» Exercise requirements
Count how many lines contain the word "seus". Please give only the number.

» Stored data
▽

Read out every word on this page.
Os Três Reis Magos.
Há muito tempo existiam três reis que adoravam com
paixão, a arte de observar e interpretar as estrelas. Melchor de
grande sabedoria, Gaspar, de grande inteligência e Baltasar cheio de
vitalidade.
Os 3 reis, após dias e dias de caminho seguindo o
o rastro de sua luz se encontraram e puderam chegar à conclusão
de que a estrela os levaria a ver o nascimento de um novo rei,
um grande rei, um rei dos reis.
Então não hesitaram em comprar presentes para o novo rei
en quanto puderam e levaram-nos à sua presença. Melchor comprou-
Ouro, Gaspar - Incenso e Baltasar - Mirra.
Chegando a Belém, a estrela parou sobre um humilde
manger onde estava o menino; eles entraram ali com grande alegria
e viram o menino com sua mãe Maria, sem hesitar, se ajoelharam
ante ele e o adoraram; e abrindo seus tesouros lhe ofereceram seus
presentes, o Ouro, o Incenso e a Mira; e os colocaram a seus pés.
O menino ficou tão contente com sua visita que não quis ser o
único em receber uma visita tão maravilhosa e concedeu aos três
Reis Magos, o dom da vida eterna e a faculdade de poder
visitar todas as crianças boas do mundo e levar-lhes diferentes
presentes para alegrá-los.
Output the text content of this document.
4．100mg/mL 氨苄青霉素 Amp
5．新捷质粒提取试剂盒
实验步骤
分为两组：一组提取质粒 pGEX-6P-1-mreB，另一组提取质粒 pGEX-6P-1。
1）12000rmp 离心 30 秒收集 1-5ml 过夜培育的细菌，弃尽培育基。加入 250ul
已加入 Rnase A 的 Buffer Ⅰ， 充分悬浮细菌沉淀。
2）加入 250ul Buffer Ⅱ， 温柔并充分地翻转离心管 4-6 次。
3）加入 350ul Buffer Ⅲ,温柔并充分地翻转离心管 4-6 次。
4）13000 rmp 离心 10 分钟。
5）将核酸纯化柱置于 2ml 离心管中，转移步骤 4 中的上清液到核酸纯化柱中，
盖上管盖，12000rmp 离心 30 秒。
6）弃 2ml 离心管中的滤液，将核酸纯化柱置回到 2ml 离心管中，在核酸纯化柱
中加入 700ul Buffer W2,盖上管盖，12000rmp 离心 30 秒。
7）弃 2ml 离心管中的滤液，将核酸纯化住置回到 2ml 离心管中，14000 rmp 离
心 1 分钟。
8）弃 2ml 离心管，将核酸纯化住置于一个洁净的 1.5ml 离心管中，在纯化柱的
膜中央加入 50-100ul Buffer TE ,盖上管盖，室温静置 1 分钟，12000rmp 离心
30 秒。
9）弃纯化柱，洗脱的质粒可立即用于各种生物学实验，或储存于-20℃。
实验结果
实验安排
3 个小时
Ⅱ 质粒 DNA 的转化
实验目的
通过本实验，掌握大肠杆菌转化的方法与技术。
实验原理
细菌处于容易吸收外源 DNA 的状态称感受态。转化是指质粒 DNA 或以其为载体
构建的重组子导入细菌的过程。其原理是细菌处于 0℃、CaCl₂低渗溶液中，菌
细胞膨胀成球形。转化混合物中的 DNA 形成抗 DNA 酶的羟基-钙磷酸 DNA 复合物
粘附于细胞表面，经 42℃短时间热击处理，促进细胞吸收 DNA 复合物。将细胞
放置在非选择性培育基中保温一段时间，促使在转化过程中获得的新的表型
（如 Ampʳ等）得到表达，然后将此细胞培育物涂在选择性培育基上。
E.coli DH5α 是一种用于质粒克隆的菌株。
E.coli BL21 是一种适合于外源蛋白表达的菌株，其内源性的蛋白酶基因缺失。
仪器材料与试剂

△
▽

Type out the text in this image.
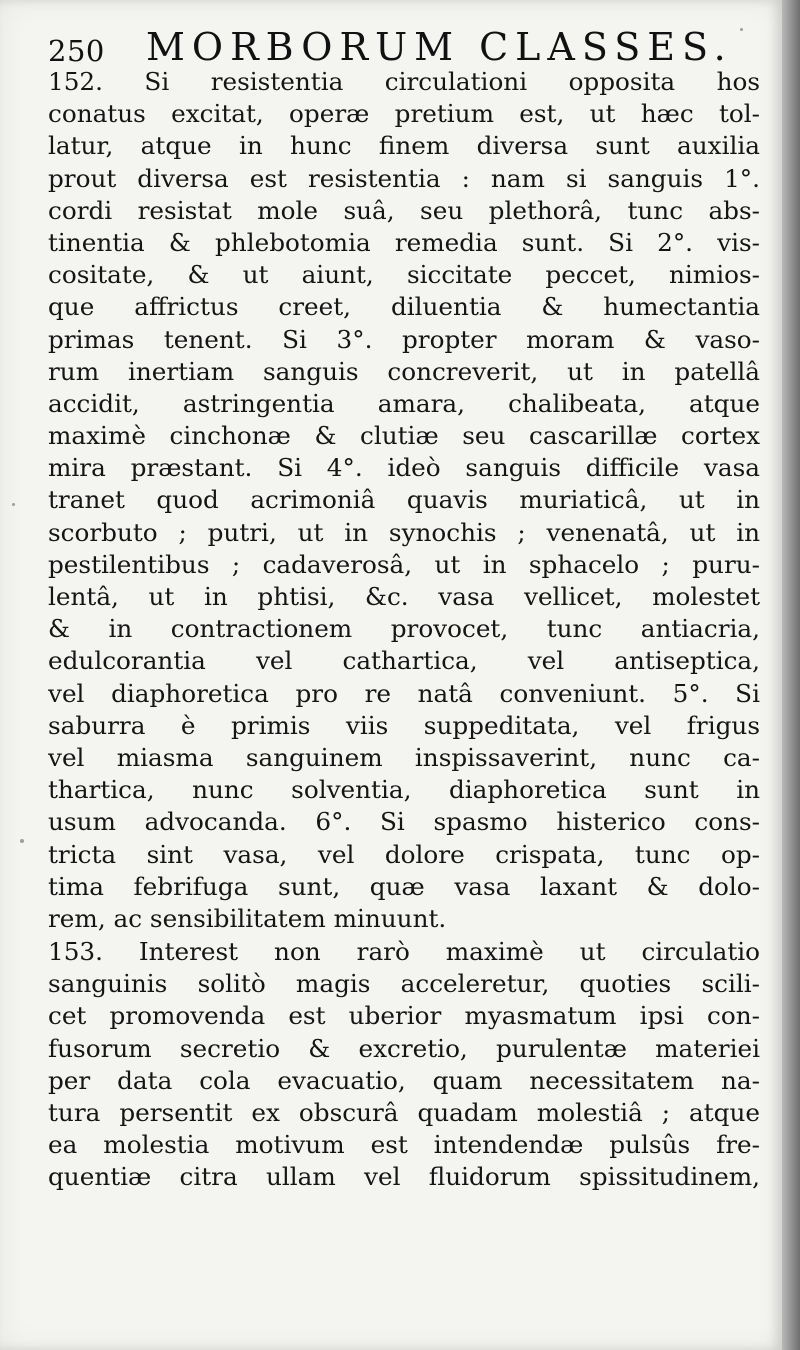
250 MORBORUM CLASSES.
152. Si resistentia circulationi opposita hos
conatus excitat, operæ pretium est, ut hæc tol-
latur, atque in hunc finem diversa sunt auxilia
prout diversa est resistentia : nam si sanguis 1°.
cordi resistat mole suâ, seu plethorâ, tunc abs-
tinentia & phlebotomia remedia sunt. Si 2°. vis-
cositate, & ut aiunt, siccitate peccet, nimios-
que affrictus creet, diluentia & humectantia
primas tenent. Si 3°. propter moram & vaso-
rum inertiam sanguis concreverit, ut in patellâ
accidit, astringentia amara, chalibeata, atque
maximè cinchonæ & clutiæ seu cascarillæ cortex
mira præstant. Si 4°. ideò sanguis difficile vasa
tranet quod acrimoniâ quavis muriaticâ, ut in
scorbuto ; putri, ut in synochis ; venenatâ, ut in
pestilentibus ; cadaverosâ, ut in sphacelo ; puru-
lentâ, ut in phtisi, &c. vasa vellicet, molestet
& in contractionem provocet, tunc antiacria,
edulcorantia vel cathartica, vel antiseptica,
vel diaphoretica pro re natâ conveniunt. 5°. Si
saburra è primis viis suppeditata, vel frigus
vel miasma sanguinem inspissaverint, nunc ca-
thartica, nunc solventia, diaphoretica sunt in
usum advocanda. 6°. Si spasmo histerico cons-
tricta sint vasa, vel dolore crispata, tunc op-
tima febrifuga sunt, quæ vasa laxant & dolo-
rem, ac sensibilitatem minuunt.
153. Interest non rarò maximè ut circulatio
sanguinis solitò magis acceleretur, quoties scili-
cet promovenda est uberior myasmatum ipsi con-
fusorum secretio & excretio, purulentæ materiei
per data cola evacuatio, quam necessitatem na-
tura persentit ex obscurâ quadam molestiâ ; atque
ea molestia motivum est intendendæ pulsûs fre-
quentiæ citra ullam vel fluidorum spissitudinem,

△

» Written reply
2